(Stored items from a collection)
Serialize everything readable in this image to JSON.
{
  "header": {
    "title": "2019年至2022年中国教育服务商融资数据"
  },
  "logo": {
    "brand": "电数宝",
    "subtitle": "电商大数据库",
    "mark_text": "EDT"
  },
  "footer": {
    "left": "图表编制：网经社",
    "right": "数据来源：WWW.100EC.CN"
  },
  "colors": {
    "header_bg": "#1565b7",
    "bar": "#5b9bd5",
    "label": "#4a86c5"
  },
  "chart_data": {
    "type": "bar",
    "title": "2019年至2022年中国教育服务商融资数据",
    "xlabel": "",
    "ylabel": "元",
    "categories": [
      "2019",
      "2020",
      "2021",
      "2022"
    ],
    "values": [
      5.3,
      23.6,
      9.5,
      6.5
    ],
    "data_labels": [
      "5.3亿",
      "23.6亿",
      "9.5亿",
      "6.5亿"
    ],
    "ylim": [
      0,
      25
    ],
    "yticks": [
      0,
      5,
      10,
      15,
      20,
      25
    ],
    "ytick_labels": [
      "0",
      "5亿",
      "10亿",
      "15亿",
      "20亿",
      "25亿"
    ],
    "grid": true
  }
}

• [Exercise]:
Each of the records should be retyped exactly.

• [Response to the task]:
Serialize everything readable in this image to JSON.
{
  "header": {
    "title": "2019年至2022年中国教育服务商融资数据"
  },
  "logo": {
    "brand": "电数宝",
    "subtitle": "电商大数据库",
    "mark_text": "EDT"
  },
  "footer": {
    "left": "图表编制：网经社",
    "right": "数据来源：WWW.100EC.CN"
  },
  "colors": {
    "header_bg": "#1565b7",
    "bar": "#5b9bd5",
    "label": "#4a86c5"
  },
  "chart_data": {
    "type": "bar",
    "title": "2019年至2022年中国教育服务商融资数据",
    "xlabel": "",
    "ylabel": "元",
    "categories": [
      "2019",
      "2020",
      "2021",
      "2022"
    ],
    "values": [
      5.3,
      23.6,
      9.5,
      6.5
    ],
    "data_labels": [
      "5.3亿",
      "23.6亿",
      "9.5亿",
      "6.5亿"
    ],
    "ylim": [
      0,
      25
    ],
    "yticks": [
      0,
      5,
      10,
      15,
      20,
      25
    ],
    "ytick_labels": [
      "0",
      "5亿",
      "10亿",
      "15亿",
      "20亿",
      "25亿"
    ],
    "grid": true
  }
}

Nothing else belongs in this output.